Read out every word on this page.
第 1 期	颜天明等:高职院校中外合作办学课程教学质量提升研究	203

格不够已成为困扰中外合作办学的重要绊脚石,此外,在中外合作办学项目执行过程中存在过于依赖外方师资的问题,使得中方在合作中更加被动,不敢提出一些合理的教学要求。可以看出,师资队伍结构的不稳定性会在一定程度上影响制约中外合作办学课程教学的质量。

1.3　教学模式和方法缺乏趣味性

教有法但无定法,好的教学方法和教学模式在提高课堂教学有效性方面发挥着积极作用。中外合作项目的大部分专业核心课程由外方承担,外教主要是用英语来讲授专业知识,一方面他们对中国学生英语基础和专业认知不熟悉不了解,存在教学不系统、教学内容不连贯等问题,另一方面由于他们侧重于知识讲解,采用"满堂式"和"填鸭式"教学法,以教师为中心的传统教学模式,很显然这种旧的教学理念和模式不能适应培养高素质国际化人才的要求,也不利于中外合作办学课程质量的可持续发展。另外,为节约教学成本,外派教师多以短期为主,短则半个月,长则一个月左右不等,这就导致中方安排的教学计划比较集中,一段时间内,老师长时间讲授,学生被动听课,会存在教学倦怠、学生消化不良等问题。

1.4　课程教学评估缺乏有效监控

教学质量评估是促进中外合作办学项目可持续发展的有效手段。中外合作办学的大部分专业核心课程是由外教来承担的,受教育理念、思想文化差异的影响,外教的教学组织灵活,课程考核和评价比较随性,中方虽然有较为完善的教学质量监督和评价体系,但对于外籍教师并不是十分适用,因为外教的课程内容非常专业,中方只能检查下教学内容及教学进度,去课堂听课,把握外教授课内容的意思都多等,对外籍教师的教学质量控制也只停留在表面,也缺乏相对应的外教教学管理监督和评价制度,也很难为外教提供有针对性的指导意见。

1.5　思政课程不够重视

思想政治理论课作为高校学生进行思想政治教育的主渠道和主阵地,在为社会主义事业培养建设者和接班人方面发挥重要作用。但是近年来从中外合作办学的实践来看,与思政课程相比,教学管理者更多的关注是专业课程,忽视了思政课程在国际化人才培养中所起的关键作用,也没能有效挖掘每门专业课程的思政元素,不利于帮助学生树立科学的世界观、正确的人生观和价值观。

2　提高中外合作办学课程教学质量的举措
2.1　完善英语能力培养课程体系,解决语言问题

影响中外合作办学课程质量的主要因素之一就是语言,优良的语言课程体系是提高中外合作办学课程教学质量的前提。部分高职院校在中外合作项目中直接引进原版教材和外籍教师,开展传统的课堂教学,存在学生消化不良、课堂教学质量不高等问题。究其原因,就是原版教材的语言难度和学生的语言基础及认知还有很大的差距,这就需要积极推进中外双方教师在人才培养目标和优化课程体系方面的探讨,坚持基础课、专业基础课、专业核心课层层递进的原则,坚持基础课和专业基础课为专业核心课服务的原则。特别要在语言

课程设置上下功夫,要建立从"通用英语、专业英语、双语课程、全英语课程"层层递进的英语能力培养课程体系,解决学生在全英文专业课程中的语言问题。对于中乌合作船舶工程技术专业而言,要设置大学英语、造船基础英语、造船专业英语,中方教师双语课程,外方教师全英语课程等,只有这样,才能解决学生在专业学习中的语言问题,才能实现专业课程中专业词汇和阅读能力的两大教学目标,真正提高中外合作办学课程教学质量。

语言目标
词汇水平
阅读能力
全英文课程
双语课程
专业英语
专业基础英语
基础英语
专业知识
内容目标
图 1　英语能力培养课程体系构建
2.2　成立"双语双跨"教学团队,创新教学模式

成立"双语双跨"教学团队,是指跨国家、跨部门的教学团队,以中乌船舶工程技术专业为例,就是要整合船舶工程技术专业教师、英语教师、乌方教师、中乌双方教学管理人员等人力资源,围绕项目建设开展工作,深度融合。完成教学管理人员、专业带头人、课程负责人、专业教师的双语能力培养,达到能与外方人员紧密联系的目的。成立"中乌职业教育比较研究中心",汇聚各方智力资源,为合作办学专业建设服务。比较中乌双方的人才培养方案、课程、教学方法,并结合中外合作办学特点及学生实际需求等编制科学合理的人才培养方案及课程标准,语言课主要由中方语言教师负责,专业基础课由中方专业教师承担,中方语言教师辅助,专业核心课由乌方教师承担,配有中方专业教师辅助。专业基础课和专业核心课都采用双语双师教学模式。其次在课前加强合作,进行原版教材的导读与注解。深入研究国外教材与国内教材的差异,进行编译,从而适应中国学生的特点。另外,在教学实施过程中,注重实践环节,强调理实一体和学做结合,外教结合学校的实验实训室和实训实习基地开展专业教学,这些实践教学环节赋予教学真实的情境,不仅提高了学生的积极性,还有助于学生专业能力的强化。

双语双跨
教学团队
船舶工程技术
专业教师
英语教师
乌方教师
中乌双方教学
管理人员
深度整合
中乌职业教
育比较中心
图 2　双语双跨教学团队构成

^^^^^^^^

### WRITTEN INSTRUCTION
From the records above, pull out each line that has "双语课程".

### CORRECT OUTPUT
课程设置上下功夫,要建立从"通用英语、专业英语、双语课程、全英语课程"层层递进的英语能力培养课程体系,解决学生在全英文专业课程中的语言问题。对于中乌合作船舶工程技术专业而言,要设置大学英语、造船基础英语、造船专业英语,中方教师双语课程,外方教师全英语课程等,只有这样,才能解决学生在专业学习中的语言问题,才能实现专业课程中专业词汇和阅读能力的两大教学目标,真正提高中外合作办学课程教学质量。
双语课程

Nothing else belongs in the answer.